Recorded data
[start]

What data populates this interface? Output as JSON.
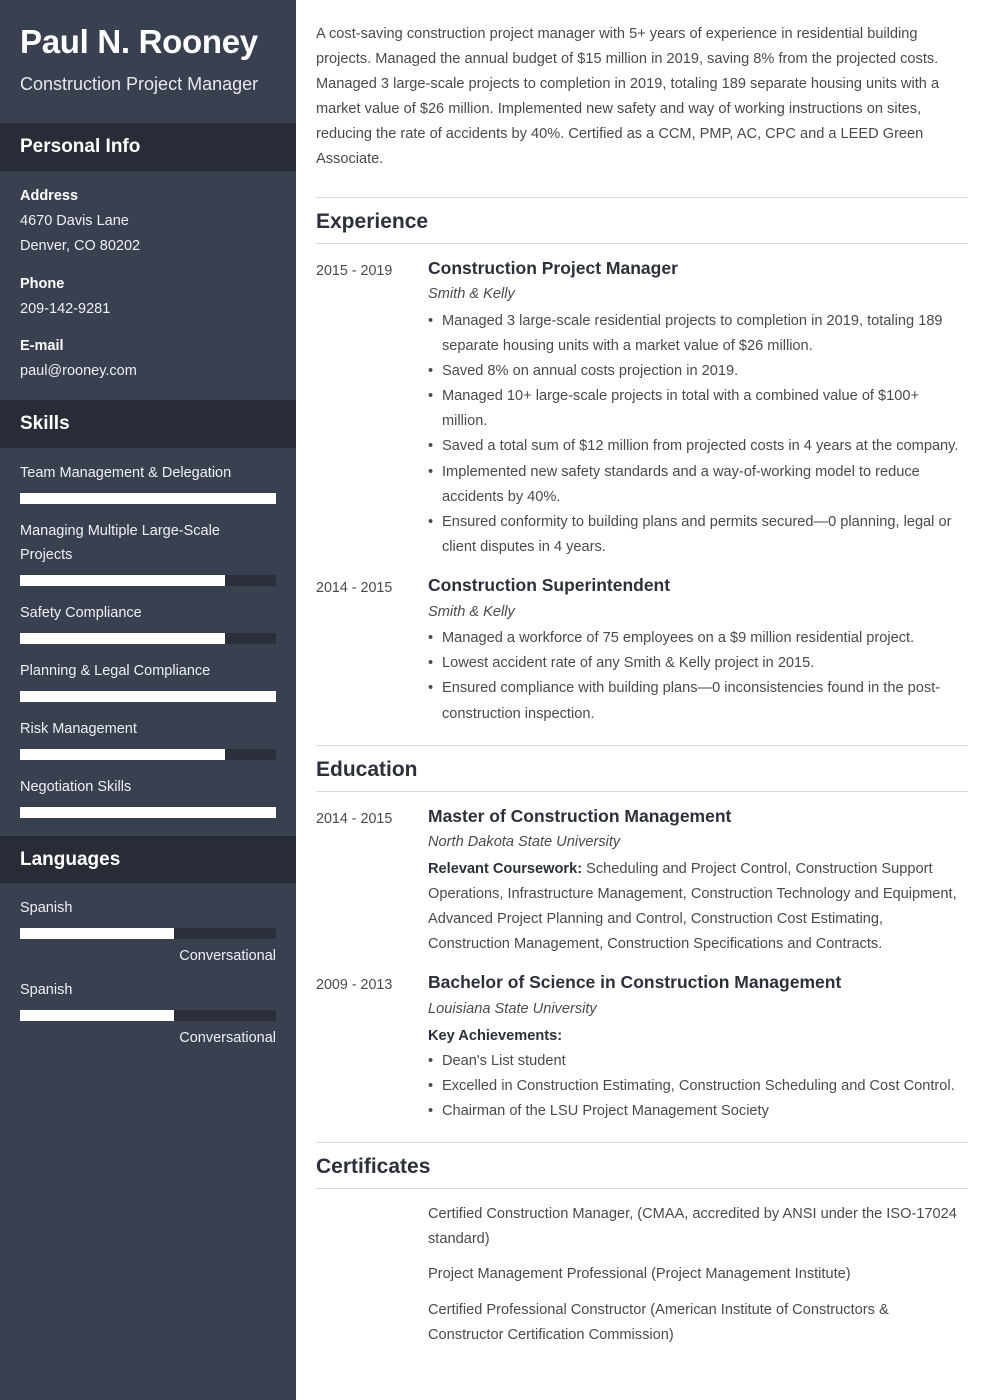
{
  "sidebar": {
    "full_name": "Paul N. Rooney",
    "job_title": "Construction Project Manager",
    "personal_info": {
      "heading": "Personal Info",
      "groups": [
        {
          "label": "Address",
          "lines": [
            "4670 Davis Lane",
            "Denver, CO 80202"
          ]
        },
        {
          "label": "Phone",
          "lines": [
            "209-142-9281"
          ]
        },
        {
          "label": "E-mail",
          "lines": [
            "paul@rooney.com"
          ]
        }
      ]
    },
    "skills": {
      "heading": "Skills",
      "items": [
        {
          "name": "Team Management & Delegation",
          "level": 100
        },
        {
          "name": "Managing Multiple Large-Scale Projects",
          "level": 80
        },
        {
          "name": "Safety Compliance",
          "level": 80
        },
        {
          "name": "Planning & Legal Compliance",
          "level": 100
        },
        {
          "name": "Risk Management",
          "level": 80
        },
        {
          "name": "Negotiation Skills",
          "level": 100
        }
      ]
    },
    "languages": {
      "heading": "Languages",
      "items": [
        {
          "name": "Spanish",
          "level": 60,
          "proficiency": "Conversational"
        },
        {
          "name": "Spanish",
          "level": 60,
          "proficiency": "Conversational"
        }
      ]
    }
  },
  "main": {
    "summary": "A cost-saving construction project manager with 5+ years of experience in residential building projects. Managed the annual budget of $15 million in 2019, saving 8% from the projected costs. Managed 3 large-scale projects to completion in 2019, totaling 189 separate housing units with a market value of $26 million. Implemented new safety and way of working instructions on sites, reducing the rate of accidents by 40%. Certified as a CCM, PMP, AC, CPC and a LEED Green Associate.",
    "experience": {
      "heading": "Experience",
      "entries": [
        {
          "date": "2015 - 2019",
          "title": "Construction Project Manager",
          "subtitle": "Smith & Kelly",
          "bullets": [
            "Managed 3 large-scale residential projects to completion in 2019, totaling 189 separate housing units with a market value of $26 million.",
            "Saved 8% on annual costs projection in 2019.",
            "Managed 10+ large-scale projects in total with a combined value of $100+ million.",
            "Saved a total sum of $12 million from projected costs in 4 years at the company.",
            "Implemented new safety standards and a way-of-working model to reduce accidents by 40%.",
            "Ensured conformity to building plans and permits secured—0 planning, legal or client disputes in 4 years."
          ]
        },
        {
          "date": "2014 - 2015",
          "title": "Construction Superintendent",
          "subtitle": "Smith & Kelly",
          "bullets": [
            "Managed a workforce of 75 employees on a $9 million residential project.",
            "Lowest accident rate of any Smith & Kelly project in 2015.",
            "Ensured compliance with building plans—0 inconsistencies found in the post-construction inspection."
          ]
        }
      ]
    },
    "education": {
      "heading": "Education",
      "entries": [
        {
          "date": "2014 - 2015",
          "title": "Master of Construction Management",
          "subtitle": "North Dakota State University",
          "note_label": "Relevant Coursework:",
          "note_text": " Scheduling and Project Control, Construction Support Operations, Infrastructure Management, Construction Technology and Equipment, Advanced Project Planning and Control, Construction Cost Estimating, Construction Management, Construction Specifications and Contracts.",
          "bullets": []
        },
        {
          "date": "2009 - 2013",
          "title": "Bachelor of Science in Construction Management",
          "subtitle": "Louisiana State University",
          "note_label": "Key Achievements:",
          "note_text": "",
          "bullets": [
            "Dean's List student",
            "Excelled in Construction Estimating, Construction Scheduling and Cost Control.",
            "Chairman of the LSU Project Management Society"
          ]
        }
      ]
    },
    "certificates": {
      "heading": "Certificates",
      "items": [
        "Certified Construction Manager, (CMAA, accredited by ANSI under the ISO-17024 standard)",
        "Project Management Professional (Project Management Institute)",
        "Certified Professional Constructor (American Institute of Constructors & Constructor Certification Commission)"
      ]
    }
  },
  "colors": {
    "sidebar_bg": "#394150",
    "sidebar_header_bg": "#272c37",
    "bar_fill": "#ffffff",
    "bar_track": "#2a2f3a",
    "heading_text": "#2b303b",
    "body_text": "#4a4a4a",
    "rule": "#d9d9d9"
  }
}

[end]
[start]

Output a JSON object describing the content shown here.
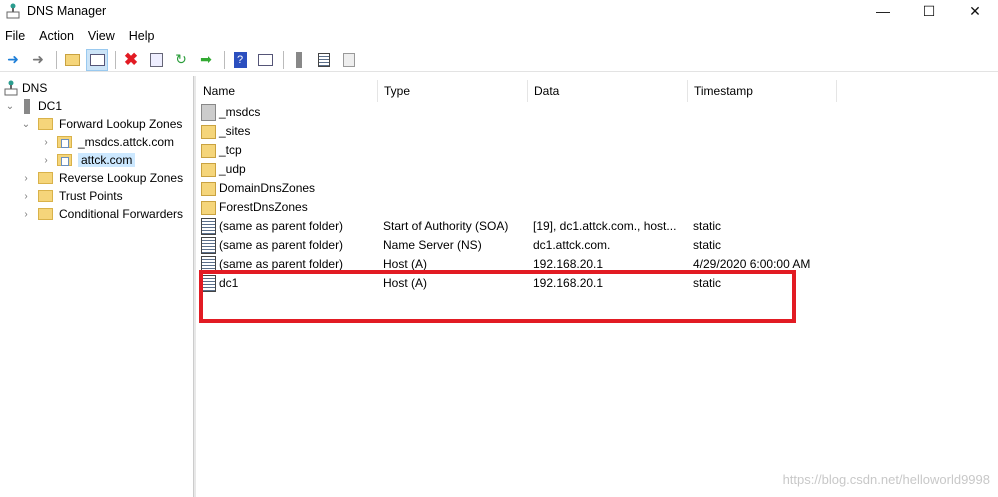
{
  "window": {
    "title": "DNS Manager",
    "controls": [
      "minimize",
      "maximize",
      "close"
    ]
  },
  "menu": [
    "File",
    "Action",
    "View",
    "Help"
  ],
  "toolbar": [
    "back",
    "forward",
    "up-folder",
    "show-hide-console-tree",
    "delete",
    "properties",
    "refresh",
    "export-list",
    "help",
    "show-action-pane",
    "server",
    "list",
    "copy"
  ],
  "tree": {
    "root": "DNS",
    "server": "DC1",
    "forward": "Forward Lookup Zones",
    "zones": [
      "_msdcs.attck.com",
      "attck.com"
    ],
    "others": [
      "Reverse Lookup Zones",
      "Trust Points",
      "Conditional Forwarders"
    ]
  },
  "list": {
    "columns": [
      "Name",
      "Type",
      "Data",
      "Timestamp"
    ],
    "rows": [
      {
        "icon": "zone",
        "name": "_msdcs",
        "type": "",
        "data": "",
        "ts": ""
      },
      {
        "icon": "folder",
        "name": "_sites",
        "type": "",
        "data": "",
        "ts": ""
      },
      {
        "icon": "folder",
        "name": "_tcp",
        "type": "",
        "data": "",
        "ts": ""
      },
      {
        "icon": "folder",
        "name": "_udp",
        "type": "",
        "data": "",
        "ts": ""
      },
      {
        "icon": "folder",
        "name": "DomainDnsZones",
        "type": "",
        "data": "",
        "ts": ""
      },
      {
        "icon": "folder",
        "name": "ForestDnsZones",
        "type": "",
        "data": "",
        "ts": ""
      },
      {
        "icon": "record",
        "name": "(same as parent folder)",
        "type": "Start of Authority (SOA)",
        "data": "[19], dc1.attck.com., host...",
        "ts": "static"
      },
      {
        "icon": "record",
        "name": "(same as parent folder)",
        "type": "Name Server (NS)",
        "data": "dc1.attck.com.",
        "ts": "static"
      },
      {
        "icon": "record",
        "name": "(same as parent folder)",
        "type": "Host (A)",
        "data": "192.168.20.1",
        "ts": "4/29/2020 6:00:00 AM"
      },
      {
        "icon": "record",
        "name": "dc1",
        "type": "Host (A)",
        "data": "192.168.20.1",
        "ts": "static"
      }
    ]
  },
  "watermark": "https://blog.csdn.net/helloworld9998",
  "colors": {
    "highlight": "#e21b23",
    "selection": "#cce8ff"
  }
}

[end]

Exercise prompt: Only the count is wanted: report how many lines of the material above hold the word "Output".

Answer to the problem: 2